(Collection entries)
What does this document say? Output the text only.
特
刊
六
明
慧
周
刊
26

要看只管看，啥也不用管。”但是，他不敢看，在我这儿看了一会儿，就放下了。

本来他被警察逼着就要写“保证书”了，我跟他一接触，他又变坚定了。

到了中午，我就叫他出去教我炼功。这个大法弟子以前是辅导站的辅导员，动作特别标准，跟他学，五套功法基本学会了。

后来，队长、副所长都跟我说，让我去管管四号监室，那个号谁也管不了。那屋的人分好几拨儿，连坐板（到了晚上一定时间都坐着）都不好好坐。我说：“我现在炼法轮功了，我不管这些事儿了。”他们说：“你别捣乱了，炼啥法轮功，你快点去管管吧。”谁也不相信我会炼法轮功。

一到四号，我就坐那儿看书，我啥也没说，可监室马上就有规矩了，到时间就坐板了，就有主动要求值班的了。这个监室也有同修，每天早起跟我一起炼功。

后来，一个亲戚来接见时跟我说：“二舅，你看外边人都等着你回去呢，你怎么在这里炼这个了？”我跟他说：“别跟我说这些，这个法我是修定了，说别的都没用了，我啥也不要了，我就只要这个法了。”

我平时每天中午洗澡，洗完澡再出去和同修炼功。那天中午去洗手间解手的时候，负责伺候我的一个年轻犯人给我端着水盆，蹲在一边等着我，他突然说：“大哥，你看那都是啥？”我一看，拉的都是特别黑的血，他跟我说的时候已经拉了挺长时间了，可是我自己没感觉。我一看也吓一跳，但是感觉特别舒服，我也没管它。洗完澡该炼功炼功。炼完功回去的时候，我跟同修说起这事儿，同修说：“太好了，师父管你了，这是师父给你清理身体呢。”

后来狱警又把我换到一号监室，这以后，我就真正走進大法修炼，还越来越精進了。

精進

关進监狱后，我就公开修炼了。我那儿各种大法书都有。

What is expected>
Retype all of the material above with every character intact.

The answer>
What does this document say? Output the text only.
特
刊
六
明
慧
周
刊
26

要看只管看，啥也不用管。”但是，他不敢看，在我这儿看了一会儿，就放下了。

本来他被警察逼着就要写“保证书”了，我跟他一接触，他又变坚定了。

到了中午，我就叫他出去教我炼功。这个大法弟子以前是辅导站的辅导员，动作特别标准，跟他学，五套功法基本学会了。

后来，队长、副所长都跟我说，让我去管管四号监室，那个号谁也管不了。那屋的人分好几拨儿，连坐板（到了晚上一定时间都坐着）都不好好坐。我说：“我现在炼法轮功了，我不管这些事儿了。”他们说：“你别捣乱了，炼啥法轮功，你快点去管管吧。”谁也不相信我会炼法轮功。

一到四号，我就坐那儿看书，我啥也没说，可监室马上就有规矩了，到时间就坐板了，就有主动要求值班的了。这个监室也有同修，每天早起跟我一起炼功。

后来，一个亲戚来接见时跟我说：“二舅，你看外边人都等着你回去呢，你怎么在这里炼这个了？”我跟他说：“别跟我说这些，这个法我是修定了，说别的都没用了，我啥也不要了，我就只要这个法了。”

我平时每天中午洗澡，洗完澡再出去和同修炼功。那天中午去洗手间解手的时候，负责伺候我的一个年轻犯人给我端着水盆，蹲在一边等着我，他突然说：“大哥，你看那都是啥？”我一看，拉的都是特别黑的血，他跟我说的时候已经拉了挺长时间了，可是我自己没感觉。我一看也吓一跳，但是感觉特别舒服，我也没管它。洗完澡该炼功炼功。炼完功回去的时候，我跟同修说起这事儿，同修说：“太好了，师父管你了，这是师父给你清理身体呢。”

后来狱警又把我换到一号监室，这以后，我就真正走進大法修炼，还越来越精進了。

精進

关進监狱后，我就公开修炼了。我那儿各种大法书都有。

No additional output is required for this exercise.